**PROBLEM**
In the entries below, find every line holding the string "булочного" and collect it.

**MATERIAL SUPPLIED**

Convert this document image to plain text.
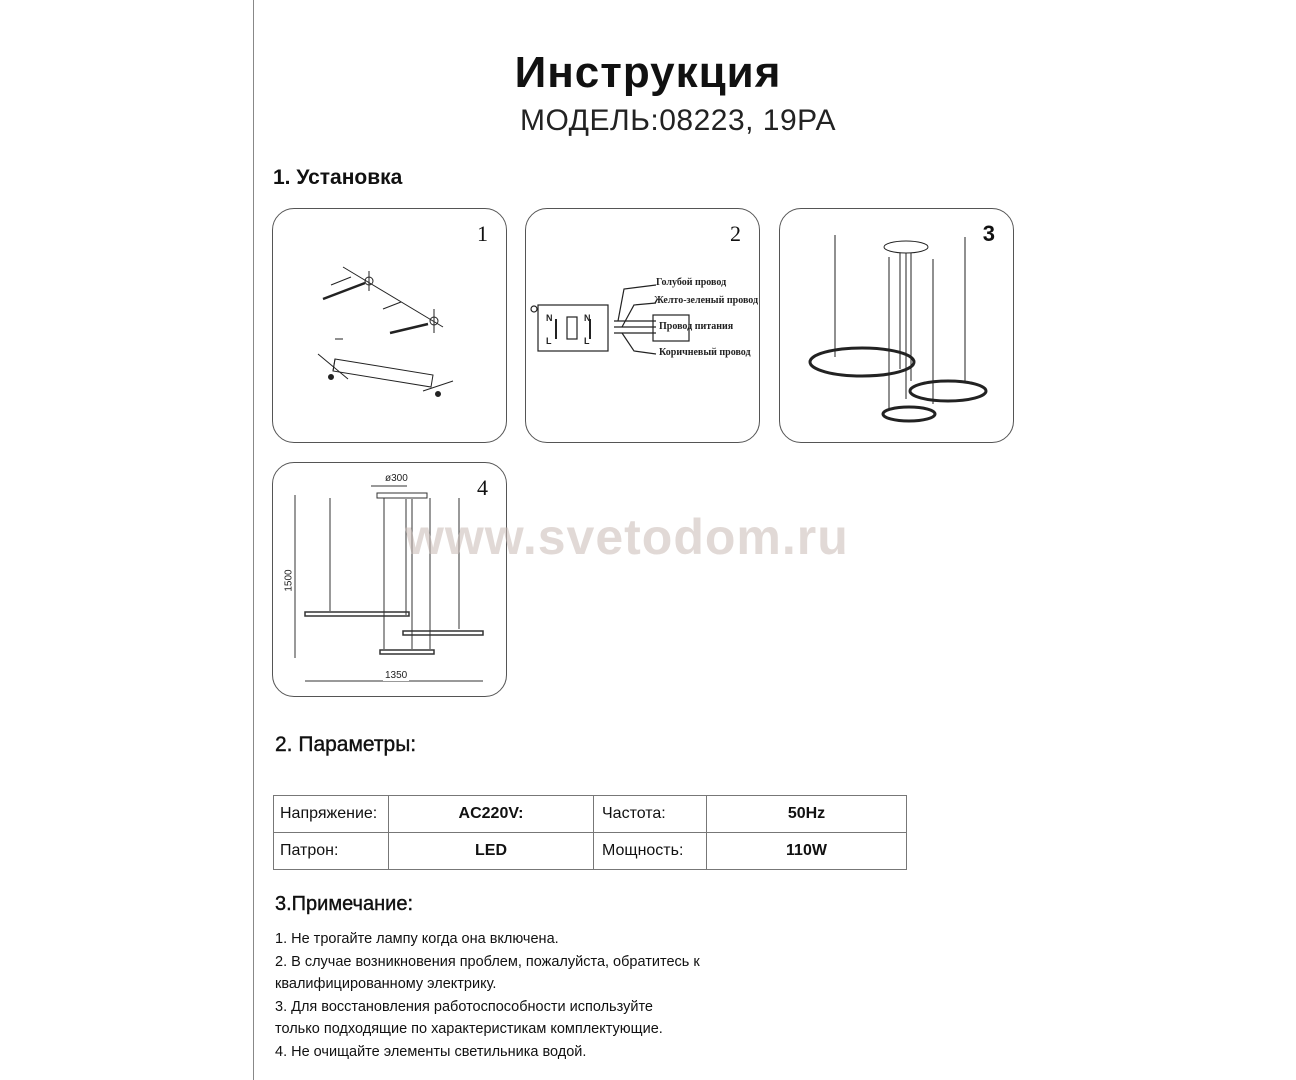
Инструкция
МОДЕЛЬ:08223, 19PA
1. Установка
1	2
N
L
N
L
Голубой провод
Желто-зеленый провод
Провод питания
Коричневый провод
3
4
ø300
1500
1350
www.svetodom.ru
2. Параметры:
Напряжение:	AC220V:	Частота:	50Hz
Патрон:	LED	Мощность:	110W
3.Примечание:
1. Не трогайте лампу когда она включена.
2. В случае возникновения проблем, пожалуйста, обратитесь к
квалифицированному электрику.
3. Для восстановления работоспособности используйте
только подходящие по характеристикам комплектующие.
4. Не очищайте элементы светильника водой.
...
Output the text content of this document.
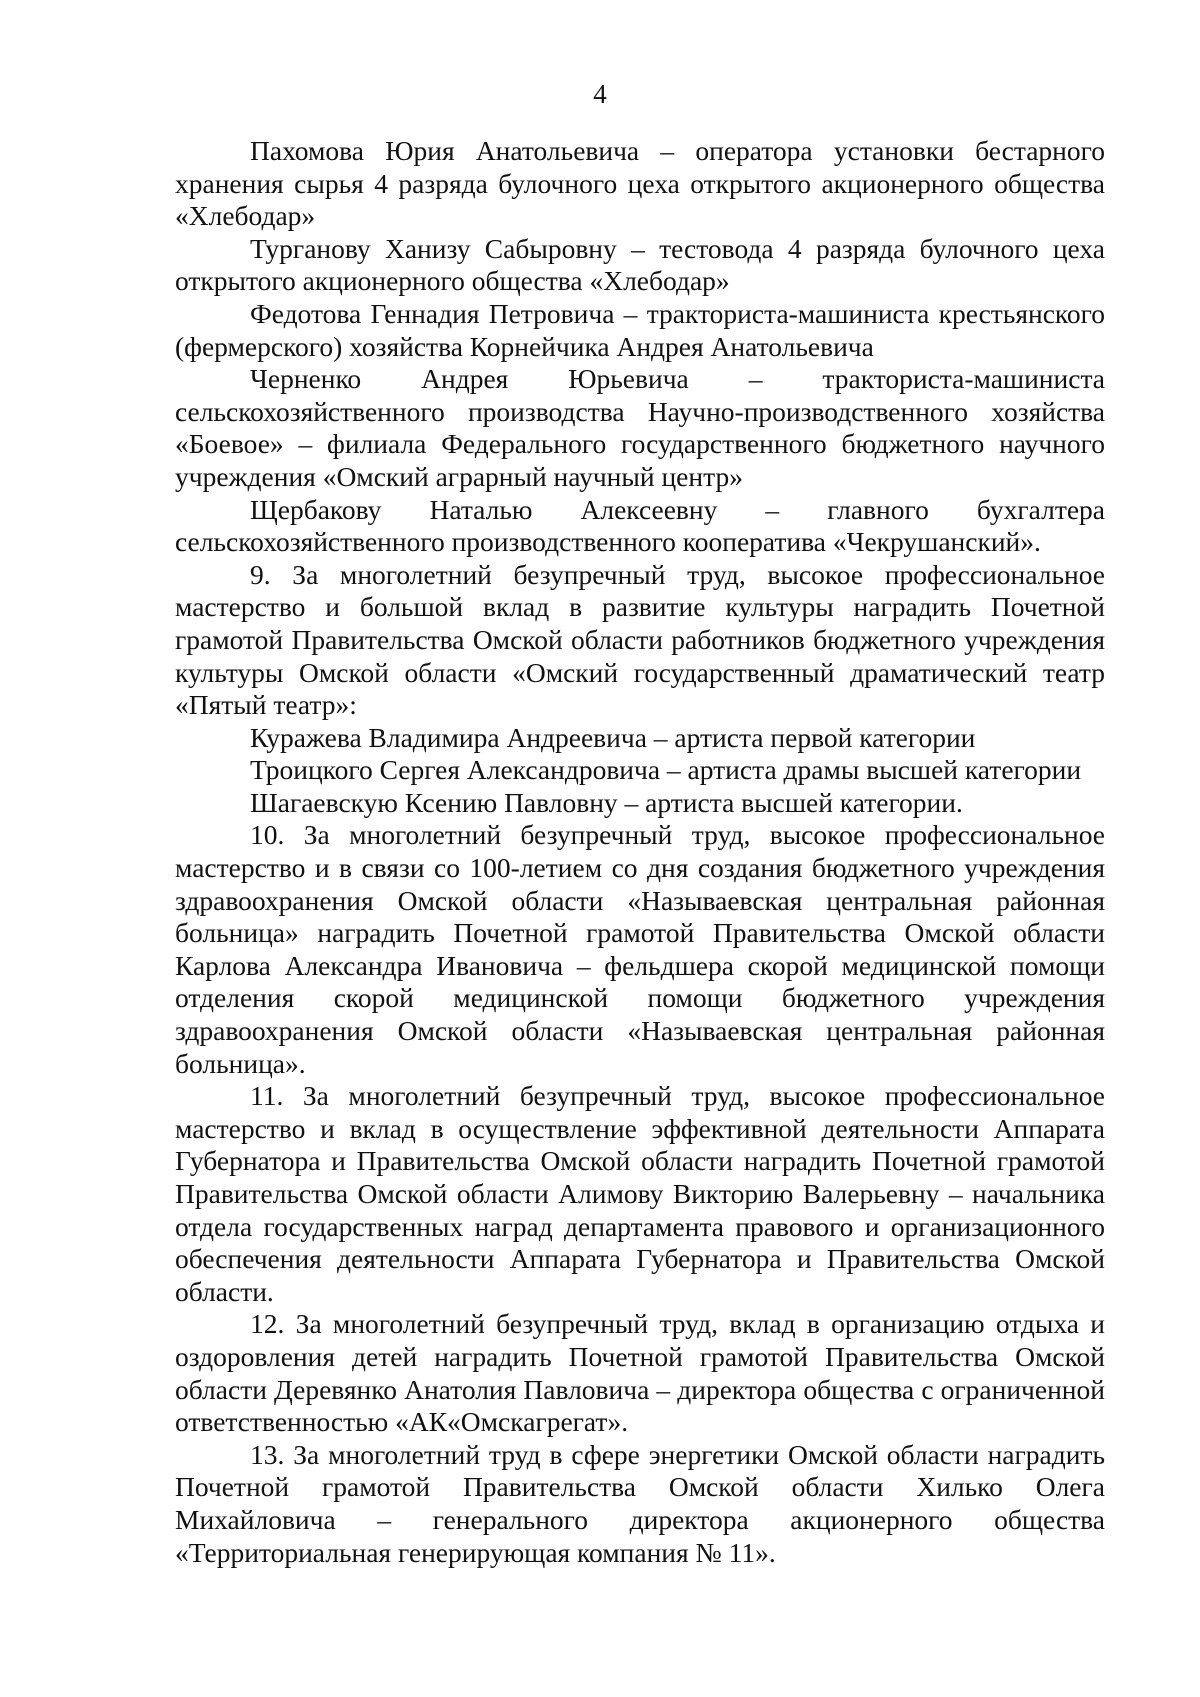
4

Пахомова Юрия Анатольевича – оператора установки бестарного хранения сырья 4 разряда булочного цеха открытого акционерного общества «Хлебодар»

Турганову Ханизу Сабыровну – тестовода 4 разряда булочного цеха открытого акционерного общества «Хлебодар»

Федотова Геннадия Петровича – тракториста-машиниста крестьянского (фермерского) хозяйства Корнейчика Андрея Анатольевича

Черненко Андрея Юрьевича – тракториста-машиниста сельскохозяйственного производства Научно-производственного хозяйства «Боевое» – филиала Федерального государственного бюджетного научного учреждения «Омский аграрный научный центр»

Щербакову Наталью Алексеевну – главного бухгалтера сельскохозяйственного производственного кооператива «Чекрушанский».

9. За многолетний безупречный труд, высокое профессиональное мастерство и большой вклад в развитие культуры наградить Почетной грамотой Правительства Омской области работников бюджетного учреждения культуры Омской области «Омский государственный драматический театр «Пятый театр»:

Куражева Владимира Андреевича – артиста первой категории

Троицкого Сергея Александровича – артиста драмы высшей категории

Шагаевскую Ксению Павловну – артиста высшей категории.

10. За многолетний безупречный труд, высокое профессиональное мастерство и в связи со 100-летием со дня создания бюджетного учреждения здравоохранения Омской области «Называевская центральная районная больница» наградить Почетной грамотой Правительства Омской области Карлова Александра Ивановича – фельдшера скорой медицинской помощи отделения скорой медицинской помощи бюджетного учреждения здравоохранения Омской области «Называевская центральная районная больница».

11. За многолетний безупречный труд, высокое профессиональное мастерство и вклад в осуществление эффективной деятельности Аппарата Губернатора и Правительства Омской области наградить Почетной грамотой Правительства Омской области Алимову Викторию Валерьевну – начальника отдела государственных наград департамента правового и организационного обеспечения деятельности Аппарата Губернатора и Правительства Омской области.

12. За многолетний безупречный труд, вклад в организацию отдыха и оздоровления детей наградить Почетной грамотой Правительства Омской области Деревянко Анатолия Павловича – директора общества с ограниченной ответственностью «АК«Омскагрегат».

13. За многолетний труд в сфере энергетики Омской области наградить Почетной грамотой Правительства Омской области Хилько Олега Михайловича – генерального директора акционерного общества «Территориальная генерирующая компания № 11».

**FULL SOLUTION**
Пахомова Юрия Анатольевича – оператора установки бестарного хранения сырья 4 разряда булочного цеха открытого акционерного общества «Хлебодар»
Турганову Ханизу Сабыровну – тестовода 4 разряда булочного цеха открытого акционерного общества «Хлебодар»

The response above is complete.